INSTRUCTION » Check every line below for the word "callout" and give only the number of lines where it appears.
start WORKING DATA
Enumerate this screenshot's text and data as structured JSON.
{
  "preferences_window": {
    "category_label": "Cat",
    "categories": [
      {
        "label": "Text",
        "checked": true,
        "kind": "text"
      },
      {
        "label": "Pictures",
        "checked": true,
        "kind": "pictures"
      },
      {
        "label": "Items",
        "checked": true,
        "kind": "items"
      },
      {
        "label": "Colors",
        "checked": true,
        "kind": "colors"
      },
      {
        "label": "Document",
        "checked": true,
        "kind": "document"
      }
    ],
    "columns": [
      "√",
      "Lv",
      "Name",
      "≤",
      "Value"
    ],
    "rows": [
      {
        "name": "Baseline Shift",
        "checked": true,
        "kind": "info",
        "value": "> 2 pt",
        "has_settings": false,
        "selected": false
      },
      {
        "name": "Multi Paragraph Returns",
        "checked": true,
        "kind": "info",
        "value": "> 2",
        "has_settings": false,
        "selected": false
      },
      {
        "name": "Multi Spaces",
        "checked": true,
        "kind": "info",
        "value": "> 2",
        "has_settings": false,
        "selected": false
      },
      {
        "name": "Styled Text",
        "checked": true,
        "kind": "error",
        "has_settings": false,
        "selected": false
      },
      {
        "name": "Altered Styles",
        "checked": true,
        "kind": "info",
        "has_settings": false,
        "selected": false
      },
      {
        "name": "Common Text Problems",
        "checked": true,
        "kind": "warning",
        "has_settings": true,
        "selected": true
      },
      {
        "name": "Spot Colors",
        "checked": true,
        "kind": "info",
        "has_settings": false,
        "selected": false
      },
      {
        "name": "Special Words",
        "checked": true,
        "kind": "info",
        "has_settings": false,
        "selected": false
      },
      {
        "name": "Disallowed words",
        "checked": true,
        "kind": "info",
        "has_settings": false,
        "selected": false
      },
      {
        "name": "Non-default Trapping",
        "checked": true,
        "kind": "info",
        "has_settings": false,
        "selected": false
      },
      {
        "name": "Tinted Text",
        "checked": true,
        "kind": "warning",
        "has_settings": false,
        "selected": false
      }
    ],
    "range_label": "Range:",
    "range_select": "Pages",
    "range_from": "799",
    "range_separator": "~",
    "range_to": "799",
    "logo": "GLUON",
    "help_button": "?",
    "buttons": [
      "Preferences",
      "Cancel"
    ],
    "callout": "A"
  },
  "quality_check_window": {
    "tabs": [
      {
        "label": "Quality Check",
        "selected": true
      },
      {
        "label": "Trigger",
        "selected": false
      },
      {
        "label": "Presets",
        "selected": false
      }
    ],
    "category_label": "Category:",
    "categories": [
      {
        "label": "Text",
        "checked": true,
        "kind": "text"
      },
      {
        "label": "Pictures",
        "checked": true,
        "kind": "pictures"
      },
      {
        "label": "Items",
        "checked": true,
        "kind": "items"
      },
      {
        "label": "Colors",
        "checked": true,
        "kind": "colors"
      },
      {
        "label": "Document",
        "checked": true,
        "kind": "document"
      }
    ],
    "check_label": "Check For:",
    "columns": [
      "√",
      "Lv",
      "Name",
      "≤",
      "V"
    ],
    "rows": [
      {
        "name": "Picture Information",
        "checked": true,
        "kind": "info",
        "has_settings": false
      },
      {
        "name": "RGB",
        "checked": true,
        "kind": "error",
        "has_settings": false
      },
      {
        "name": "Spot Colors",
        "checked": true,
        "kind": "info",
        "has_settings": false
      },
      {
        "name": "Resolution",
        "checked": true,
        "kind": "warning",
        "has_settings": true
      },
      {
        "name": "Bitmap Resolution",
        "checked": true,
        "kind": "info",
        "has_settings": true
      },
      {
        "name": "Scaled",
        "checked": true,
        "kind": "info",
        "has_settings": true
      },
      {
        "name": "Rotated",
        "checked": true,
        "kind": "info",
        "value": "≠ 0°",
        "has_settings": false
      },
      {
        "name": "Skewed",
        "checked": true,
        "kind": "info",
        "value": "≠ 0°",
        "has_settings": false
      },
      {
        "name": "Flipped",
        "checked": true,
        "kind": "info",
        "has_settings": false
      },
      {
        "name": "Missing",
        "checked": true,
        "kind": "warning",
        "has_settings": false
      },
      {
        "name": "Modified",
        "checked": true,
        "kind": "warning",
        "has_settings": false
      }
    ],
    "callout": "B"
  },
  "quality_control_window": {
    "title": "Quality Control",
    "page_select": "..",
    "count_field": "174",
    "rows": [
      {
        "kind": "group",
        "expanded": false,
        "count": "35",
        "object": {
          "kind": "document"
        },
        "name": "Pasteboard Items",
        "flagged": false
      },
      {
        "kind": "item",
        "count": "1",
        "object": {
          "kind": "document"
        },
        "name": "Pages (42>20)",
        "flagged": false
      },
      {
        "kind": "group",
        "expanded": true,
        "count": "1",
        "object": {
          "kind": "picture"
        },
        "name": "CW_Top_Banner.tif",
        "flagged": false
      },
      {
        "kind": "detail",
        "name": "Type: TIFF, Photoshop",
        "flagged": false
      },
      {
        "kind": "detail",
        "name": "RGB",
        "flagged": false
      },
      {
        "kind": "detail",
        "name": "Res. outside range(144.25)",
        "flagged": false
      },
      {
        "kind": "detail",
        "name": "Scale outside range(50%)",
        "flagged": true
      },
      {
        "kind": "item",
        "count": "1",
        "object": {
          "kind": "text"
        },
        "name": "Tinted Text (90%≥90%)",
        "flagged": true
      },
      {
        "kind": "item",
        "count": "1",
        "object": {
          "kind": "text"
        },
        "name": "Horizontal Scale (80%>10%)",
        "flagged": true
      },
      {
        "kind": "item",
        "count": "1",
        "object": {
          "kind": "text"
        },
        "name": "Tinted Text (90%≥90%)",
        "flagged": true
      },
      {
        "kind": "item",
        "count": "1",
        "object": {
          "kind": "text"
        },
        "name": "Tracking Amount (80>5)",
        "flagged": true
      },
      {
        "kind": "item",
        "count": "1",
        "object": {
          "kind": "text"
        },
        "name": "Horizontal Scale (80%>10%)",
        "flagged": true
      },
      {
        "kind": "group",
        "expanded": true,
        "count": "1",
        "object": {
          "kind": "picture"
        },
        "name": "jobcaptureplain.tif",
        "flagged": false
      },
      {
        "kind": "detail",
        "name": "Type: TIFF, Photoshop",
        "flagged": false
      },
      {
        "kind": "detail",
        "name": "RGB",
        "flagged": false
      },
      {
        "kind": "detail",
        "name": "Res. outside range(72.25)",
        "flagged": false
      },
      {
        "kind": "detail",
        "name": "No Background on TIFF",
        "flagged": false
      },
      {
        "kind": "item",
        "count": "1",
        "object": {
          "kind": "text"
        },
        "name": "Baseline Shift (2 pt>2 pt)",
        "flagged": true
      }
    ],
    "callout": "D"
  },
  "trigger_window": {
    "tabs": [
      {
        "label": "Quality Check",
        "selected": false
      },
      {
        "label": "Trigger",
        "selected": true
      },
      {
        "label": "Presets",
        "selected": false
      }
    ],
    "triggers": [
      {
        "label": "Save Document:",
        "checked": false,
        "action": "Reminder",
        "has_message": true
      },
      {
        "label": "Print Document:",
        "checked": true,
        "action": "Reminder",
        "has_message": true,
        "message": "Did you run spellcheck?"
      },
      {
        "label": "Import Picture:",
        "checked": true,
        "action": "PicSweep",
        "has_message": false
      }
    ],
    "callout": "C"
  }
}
end WORKING DATA
OUTPUT OF THE TASK » 4